(Stored data entries)

****

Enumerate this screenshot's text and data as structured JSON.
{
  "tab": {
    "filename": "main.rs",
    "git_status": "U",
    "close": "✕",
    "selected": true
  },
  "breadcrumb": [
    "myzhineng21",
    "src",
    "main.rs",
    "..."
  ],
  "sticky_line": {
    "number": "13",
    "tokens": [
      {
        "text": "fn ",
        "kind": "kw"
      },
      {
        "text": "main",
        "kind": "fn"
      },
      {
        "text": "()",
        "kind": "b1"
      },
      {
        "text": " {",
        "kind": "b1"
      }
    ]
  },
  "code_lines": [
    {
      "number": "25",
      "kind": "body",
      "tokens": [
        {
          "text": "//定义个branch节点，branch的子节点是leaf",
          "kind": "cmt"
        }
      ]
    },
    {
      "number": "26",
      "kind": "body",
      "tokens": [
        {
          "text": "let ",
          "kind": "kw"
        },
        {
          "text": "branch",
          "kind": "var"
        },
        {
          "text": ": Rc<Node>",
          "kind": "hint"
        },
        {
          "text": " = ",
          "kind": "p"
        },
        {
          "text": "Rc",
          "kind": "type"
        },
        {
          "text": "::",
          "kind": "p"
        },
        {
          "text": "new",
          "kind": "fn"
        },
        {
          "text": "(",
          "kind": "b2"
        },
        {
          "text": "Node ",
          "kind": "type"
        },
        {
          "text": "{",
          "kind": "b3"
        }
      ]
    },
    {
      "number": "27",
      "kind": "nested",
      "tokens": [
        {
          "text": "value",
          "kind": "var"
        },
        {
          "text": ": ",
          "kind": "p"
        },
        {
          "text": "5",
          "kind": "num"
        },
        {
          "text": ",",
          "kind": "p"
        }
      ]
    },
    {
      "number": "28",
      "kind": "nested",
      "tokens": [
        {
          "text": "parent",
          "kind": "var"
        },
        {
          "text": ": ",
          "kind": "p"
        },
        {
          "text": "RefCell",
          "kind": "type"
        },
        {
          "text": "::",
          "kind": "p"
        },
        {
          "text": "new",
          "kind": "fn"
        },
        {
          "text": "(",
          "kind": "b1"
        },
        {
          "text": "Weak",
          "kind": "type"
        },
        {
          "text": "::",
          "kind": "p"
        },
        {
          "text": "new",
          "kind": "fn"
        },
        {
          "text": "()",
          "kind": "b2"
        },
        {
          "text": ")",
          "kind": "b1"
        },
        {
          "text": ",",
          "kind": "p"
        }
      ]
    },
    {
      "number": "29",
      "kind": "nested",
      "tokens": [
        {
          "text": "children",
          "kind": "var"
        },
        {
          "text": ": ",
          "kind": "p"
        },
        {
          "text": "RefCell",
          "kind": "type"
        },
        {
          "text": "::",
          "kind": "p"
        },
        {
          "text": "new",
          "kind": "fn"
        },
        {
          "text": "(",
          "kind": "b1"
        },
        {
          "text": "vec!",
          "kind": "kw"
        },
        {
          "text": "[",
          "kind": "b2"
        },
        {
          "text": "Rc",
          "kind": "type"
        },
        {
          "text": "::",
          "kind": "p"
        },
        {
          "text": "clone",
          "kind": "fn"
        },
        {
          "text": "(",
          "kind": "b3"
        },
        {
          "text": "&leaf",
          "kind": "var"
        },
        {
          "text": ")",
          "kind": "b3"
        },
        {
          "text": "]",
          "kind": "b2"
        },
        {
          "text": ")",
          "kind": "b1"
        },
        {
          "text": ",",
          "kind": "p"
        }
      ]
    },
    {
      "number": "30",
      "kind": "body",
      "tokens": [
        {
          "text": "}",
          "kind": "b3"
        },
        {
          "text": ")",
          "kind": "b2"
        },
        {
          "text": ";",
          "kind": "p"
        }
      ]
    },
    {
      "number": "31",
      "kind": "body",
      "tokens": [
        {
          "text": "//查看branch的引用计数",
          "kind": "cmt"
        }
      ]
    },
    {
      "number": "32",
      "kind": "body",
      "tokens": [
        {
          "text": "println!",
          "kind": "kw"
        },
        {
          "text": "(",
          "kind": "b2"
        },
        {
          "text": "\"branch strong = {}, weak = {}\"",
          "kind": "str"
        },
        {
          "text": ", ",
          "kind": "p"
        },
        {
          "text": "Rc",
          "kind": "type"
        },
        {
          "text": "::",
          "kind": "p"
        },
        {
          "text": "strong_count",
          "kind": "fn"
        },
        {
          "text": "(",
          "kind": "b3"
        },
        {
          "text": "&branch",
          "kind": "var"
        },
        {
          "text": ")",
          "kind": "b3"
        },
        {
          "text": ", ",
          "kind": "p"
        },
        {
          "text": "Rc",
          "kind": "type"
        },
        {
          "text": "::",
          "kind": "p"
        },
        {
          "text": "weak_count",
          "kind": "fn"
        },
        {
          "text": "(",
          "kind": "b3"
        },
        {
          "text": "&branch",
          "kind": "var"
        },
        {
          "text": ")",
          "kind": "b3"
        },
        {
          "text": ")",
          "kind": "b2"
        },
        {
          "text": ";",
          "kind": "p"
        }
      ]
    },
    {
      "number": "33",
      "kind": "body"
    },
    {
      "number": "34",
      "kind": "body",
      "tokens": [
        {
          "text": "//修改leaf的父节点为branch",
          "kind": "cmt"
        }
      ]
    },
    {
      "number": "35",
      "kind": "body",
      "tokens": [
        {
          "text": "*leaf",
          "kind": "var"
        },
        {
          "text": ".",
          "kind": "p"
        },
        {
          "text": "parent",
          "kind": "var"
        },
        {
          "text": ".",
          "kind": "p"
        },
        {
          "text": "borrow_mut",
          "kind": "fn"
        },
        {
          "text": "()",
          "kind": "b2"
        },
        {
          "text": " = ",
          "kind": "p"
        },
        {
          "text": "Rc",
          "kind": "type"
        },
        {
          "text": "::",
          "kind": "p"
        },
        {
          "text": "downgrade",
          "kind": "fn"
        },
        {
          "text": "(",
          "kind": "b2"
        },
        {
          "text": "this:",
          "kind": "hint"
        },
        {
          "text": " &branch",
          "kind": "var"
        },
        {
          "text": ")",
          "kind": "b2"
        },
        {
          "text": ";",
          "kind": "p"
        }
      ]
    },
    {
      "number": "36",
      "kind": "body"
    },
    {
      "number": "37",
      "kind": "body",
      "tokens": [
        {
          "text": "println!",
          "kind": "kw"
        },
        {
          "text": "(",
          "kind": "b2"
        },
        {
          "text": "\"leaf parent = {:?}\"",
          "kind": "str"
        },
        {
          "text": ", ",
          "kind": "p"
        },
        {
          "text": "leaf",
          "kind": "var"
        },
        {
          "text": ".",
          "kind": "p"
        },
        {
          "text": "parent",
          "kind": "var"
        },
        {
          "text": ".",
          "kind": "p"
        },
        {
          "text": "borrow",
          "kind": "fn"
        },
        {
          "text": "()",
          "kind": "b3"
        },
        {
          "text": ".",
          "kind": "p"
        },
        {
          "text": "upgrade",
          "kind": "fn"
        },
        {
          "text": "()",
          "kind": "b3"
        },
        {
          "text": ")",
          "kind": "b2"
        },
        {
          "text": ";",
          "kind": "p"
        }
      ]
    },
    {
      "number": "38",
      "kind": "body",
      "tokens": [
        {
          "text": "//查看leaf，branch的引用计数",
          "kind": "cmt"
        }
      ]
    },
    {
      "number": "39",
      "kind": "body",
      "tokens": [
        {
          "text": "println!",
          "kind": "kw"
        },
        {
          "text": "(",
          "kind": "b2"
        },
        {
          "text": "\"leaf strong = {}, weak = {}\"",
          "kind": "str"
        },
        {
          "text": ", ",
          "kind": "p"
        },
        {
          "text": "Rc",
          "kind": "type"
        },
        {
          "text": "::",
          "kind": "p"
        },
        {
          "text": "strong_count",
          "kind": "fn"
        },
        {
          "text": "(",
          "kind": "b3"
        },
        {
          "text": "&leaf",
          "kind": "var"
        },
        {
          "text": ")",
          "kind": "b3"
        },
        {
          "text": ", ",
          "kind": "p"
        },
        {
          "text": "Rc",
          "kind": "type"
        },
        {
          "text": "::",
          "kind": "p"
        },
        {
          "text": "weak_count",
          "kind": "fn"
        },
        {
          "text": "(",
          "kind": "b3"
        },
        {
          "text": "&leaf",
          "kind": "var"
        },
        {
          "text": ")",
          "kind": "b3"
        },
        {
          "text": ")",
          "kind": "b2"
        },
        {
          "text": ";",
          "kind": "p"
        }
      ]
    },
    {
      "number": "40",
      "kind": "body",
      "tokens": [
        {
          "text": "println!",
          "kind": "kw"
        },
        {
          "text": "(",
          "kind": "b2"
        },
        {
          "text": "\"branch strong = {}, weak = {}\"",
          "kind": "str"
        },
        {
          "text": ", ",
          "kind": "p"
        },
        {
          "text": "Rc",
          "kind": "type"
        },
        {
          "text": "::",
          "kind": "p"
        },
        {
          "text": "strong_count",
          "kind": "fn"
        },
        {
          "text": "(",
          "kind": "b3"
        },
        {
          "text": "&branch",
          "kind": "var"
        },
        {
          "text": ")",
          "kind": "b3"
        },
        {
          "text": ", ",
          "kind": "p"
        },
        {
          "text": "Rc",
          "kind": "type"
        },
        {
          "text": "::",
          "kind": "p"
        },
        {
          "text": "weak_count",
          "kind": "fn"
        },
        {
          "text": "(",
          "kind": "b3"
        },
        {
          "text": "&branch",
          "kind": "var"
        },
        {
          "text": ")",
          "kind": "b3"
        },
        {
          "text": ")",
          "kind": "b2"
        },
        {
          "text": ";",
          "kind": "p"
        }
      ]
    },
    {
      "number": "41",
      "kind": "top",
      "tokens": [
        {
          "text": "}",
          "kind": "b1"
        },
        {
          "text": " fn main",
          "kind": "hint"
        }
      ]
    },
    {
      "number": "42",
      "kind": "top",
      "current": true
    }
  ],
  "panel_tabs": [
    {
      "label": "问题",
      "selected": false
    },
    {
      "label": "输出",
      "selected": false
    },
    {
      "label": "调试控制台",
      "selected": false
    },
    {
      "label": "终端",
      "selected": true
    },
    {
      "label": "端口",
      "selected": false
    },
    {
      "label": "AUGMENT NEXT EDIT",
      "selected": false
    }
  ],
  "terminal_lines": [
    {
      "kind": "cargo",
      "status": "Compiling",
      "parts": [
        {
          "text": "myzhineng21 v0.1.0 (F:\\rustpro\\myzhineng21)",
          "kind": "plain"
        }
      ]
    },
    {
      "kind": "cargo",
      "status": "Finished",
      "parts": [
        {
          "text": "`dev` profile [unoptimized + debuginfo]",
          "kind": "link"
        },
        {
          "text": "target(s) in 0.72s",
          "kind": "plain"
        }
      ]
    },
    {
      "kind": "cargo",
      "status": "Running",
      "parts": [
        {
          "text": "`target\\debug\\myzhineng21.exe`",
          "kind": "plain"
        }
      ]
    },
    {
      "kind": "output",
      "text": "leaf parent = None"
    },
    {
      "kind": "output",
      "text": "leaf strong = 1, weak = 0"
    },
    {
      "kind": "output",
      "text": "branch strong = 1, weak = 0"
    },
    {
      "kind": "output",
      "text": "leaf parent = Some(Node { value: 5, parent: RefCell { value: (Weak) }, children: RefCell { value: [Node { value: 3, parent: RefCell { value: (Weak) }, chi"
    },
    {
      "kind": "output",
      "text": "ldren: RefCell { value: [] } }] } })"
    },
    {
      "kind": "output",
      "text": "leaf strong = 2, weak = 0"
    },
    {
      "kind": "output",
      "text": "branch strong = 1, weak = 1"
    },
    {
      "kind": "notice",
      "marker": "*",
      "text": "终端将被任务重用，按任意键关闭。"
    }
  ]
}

****

### Directions
In the lines above, find each one with "children" and list it.

### Problem solution
          "text": "children",
      "text": "leaf parent = Some(Node { value: 5, parent: RefCell { value: (Weak) }, children: RefCell { value: [Node { value: 3, parent: RefCell { value: (Weak) }, chi"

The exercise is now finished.